== Extract ==
....

The TableView defines two columns and the populate function discriminates on the type of object to return the correct children.

val tableview = TreeTableView<TreeEntry>().apply {
    column("Name", TreeEntry::name)
    column("Email", TreeEntry::email)

    root = TreeItem(TreeEntry("People by birthday"))
    root.isExpanded = true

    populate {
        val value = it.value
        when {
            it == root -> departments
            value is Department -> value.birthdays
            value is Birthday -> value.persons
            else -> null
        }
    }

    resizeColumnsToFitContent()
}

Populate extracts the value from the given tree item and then checks:

  1. Is the item the root? If so, return the departments
  2. Is the value a Department? If so, return all birthday objects under this department
  3. Is the value a Birthday? If so, return all the persons in this department with the given birthday
  4. If not, return null

In stead of creating all the subclasses ahead of time, the populate function could perform the aggregation directly. Which solution you choose is a matter of taste, but for large datasets, the aggregation could/should be done on a background thread.

This all sounds (and is) a bit intricate, but so is the problem being solved. The complexity of the solution is solely in aggregating the data - the populate function call is still rather beautiful :)

....

== Data supplied ==
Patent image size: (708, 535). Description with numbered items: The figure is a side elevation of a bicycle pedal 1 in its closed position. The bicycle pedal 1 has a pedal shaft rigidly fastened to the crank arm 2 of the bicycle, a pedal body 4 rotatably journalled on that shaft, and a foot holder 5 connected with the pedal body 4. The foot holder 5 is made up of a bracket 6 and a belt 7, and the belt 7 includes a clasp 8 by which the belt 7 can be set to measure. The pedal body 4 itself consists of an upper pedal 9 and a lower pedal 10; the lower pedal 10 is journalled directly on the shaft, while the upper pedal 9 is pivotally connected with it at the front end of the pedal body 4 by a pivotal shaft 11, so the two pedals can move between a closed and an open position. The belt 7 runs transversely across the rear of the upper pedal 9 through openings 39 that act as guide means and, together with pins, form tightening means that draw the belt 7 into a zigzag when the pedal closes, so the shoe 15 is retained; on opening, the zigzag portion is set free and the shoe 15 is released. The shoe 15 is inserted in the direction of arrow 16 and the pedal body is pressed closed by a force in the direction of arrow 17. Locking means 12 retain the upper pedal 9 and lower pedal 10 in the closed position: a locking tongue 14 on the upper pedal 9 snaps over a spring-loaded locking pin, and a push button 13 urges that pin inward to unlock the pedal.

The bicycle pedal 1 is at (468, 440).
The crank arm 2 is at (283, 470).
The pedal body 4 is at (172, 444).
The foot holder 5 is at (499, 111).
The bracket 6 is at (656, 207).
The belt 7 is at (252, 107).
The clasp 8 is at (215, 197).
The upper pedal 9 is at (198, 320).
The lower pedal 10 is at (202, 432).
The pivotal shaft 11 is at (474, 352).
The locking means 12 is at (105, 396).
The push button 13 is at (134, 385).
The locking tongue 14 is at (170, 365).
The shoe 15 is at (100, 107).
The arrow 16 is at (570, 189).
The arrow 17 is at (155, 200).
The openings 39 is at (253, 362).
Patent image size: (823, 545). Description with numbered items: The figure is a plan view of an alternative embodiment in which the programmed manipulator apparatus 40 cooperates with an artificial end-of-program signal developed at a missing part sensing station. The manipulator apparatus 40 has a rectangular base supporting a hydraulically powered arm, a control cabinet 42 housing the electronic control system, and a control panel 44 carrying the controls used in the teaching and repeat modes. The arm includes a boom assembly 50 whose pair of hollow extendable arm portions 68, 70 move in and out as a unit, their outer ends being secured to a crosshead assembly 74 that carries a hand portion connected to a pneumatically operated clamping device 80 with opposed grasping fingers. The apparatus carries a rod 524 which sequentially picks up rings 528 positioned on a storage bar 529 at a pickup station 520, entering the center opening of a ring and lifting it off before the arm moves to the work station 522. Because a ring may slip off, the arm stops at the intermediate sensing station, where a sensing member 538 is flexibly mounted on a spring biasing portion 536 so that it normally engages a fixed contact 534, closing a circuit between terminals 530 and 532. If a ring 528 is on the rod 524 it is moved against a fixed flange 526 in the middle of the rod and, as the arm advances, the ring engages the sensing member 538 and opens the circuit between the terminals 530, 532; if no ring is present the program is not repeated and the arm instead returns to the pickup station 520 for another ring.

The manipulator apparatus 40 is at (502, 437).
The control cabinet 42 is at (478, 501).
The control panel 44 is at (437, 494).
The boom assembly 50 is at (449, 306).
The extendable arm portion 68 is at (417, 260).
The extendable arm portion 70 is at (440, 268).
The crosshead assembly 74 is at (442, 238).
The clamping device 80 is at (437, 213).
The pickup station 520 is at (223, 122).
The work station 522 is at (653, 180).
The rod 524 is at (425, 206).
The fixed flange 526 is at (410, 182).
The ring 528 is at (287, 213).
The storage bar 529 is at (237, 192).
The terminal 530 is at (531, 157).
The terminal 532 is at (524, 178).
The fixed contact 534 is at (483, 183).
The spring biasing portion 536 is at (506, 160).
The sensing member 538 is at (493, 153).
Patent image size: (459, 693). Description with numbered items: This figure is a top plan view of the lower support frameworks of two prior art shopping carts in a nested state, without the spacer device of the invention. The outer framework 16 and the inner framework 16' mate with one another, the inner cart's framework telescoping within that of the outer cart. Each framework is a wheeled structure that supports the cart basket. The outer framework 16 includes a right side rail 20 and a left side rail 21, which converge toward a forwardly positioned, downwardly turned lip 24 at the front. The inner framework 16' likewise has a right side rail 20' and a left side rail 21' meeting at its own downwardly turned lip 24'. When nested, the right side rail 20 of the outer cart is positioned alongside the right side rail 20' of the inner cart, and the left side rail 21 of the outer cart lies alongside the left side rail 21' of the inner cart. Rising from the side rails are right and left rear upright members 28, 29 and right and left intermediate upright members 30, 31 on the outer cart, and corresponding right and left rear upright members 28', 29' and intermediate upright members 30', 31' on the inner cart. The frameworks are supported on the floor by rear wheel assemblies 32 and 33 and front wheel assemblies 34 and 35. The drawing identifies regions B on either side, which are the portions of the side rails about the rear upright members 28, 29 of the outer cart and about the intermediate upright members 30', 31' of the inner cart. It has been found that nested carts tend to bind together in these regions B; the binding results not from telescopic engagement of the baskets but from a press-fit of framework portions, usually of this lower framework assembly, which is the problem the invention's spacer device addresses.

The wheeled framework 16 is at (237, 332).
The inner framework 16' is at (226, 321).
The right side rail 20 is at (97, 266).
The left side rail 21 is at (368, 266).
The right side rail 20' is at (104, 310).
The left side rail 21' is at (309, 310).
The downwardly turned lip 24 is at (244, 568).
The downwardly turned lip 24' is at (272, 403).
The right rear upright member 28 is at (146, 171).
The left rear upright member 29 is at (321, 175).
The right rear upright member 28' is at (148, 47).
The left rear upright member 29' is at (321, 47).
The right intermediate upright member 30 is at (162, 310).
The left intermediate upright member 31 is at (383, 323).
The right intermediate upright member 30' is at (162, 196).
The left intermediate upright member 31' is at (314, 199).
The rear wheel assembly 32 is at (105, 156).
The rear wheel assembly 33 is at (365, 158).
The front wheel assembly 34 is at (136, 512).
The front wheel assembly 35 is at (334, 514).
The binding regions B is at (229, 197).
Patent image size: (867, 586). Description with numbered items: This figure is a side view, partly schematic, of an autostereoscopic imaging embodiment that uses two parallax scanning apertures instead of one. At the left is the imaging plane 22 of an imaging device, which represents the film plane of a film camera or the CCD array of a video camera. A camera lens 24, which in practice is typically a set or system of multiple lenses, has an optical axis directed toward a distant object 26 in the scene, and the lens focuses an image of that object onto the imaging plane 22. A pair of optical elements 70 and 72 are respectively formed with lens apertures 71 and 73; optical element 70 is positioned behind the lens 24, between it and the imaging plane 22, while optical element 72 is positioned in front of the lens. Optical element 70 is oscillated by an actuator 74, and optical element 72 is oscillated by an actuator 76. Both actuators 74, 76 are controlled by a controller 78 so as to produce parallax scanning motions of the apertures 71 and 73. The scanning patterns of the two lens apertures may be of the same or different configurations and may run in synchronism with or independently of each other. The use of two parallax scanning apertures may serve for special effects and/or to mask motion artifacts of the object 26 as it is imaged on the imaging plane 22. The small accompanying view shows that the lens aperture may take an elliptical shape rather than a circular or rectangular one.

....

== What to do ==
Transcribe the part of the TreeTableView passage that opens with the words containing "1. Is the item" and closes with "a background thread.". The items aren't needed for this work.

== Exercise response ==
1. Is the item the root? If so, return the departments
  2. Is the value a Department? If so, return all birthday objects under this department
  3. Is the value a Birthday? If so, return all the persons in this department with the given birthday
  4. If not, return null

In stead of creating all the subclasses ahead of time, the populate function could perform the aggregation directly. Which solution you choose is a matter of taste, but for large datasets, the aggregation could/should be done on a background thread.